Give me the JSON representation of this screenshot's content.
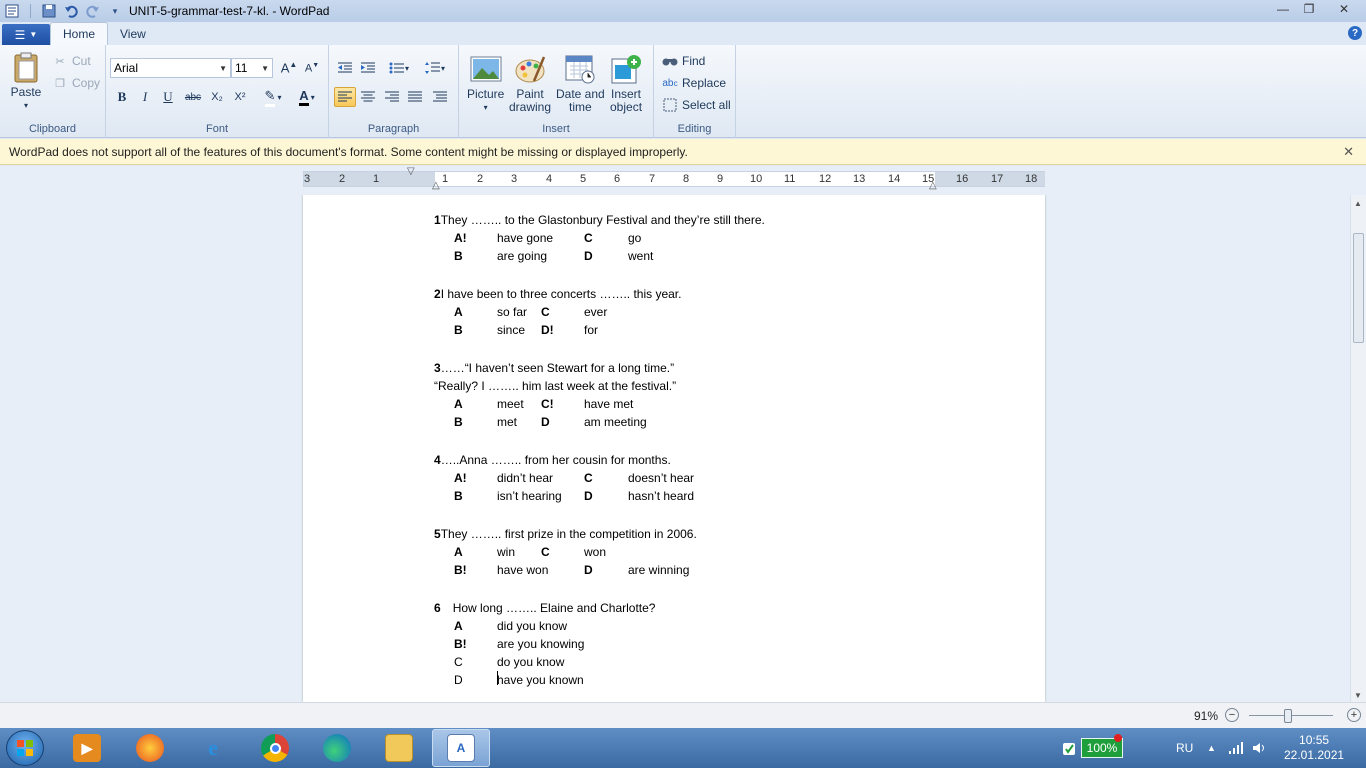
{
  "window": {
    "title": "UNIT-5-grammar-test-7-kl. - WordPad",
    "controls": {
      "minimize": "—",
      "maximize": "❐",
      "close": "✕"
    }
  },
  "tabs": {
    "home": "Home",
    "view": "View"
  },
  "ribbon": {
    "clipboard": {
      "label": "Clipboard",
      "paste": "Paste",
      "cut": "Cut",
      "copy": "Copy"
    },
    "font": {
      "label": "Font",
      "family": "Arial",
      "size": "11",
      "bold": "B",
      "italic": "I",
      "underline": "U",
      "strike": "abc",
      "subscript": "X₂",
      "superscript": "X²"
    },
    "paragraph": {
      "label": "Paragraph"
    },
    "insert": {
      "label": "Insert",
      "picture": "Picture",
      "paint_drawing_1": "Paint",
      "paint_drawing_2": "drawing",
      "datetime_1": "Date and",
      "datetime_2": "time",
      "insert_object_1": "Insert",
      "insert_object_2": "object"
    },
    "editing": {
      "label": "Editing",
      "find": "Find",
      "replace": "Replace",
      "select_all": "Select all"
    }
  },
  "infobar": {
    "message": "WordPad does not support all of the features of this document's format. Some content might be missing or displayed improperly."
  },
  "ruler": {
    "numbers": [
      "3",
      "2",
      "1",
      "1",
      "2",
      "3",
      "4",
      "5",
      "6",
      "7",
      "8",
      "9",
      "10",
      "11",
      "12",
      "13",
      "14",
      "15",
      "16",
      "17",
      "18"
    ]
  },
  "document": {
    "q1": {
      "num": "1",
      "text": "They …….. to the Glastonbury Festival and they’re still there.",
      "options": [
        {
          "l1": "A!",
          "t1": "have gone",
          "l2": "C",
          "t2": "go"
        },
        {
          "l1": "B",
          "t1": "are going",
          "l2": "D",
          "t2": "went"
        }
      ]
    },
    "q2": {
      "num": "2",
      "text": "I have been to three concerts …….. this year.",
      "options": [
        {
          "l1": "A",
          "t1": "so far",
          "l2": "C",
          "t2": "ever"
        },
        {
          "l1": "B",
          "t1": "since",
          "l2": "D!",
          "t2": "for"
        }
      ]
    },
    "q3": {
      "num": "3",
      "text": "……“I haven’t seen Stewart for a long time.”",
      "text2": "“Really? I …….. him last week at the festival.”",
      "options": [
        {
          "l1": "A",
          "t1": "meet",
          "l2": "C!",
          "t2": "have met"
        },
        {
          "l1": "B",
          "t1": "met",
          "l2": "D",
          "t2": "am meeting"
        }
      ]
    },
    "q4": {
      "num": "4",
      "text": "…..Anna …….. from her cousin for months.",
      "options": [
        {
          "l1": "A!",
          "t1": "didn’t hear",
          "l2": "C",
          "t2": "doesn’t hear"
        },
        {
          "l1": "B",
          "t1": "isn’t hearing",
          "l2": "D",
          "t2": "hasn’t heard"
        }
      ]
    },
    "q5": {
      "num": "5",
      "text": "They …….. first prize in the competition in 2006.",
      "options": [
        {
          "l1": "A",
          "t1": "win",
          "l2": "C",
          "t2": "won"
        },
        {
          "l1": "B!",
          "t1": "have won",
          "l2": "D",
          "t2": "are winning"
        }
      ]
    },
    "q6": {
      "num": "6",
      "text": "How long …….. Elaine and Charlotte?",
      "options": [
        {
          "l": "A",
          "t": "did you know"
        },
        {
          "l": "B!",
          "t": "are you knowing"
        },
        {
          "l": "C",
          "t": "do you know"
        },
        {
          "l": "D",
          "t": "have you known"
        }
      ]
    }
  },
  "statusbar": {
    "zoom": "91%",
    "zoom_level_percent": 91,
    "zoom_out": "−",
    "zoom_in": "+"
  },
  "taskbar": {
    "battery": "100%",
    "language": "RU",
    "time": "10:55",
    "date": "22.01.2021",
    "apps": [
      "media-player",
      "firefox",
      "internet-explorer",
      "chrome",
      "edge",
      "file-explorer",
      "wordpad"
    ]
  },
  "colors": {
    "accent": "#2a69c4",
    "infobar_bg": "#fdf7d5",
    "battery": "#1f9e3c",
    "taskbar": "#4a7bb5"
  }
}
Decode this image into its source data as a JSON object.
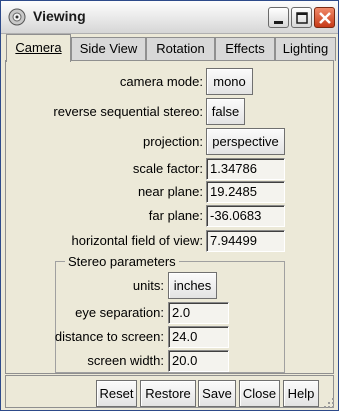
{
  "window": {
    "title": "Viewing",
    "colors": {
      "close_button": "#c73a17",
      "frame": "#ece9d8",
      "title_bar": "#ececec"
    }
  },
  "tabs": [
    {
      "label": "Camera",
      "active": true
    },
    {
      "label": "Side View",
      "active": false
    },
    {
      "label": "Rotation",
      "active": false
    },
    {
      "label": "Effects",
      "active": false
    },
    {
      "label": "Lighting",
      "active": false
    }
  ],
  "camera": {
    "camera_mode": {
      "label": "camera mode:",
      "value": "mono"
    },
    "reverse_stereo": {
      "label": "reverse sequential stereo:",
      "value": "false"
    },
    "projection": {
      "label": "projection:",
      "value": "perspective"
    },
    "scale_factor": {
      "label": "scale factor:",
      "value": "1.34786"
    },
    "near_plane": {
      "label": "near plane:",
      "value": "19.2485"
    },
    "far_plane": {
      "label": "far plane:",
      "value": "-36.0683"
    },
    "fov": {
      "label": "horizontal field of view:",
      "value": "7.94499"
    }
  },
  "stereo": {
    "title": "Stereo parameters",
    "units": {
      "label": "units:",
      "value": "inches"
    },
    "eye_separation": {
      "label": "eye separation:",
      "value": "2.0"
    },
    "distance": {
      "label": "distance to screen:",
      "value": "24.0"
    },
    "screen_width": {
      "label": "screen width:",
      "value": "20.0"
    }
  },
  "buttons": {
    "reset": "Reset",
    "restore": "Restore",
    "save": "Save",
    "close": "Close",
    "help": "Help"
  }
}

_____

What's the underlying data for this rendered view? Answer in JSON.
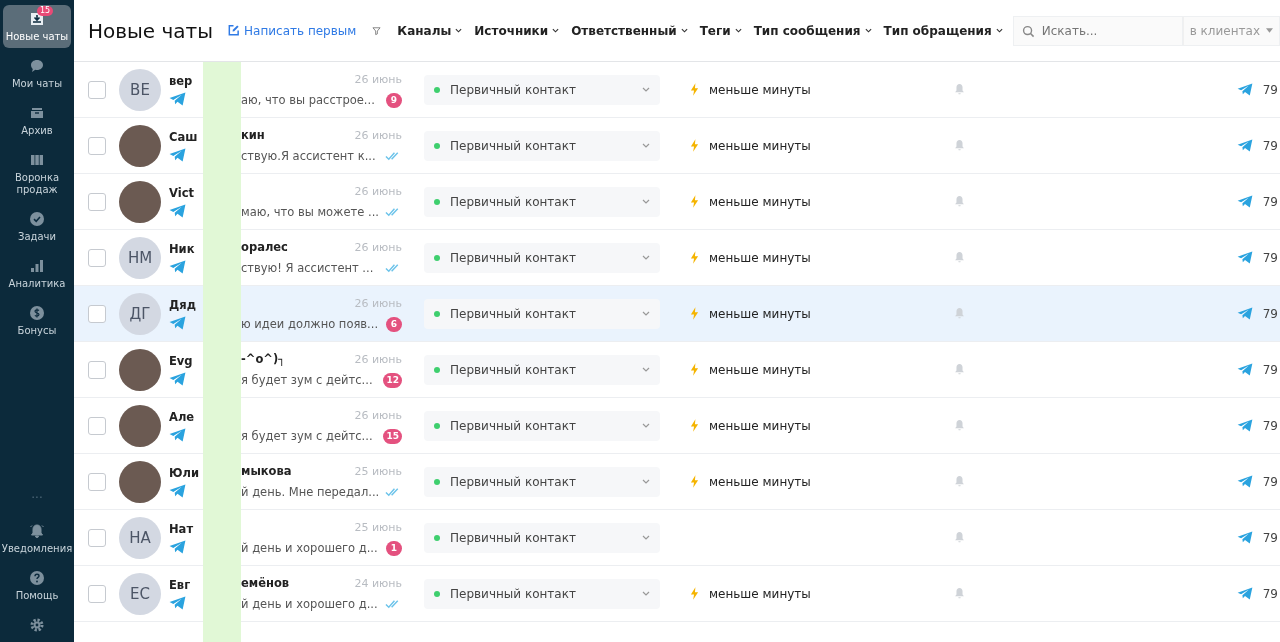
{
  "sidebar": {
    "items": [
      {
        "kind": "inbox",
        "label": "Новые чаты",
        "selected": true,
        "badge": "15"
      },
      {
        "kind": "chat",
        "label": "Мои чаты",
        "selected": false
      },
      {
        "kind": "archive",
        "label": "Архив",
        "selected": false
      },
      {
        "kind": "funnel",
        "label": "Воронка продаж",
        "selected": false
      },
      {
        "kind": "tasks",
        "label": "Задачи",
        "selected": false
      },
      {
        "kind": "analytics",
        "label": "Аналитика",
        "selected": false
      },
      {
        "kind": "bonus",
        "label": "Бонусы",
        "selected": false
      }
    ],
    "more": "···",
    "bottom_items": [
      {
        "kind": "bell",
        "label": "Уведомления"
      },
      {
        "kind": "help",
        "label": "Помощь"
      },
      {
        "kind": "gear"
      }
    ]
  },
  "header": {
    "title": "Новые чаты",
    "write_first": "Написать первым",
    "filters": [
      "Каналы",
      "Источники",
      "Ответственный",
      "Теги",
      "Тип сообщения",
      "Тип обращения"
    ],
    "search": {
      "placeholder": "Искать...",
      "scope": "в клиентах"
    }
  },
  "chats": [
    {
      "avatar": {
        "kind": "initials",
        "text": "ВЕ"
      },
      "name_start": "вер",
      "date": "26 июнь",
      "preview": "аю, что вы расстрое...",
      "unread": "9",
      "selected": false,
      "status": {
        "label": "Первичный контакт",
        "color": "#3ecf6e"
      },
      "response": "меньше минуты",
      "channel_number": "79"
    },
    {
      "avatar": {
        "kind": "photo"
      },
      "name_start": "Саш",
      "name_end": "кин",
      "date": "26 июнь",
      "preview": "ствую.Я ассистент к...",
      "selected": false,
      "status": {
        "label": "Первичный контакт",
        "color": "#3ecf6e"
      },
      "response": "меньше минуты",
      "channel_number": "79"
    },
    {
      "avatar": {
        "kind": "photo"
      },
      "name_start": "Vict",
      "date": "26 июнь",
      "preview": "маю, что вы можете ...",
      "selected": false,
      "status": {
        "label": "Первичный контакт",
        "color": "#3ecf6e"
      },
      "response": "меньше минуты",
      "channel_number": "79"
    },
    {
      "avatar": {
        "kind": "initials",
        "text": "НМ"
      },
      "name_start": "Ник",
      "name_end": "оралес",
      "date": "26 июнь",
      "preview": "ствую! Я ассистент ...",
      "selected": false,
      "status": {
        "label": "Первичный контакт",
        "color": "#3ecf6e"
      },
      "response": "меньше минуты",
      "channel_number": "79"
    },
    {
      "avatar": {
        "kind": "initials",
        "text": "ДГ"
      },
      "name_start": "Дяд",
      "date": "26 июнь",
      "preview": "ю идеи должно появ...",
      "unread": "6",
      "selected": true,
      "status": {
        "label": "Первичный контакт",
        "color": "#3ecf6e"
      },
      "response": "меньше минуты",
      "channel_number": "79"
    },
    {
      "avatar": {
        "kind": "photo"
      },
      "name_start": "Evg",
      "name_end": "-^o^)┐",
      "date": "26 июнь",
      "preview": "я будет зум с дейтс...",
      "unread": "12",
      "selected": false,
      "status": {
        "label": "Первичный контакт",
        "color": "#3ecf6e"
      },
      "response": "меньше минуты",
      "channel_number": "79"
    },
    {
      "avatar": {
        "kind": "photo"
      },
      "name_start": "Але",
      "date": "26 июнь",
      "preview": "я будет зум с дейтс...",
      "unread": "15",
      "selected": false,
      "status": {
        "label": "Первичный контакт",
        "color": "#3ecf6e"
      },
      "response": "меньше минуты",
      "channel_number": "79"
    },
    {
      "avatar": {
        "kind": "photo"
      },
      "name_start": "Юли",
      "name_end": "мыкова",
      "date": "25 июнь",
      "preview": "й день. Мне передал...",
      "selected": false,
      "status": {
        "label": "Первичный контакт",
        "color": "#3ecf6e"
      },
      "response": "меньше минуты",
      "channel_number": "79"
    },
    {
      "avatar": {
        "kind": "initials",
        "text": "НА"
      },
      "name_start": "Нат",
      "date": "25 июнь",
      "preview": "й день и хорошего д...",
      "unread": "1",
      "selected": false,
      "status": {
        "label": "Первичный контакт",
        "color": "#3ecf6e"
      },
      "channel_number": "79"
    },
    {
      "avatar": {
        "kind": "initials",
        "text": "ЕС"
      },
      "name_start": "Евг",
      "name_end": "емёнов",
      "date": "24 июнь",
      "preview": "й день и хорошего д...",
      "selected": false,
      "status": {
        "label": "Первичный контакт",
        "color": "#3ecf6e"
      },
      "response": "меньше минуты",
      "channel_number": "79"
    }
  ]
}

_____

[TASK OBJECTIVE]: Scan the records above for the string "data", then select every line that holds it.

[THE REPLY]:
Decode this image into its source data as a JSON object.
What's the underlying data for this rendered view? Answer in JSON.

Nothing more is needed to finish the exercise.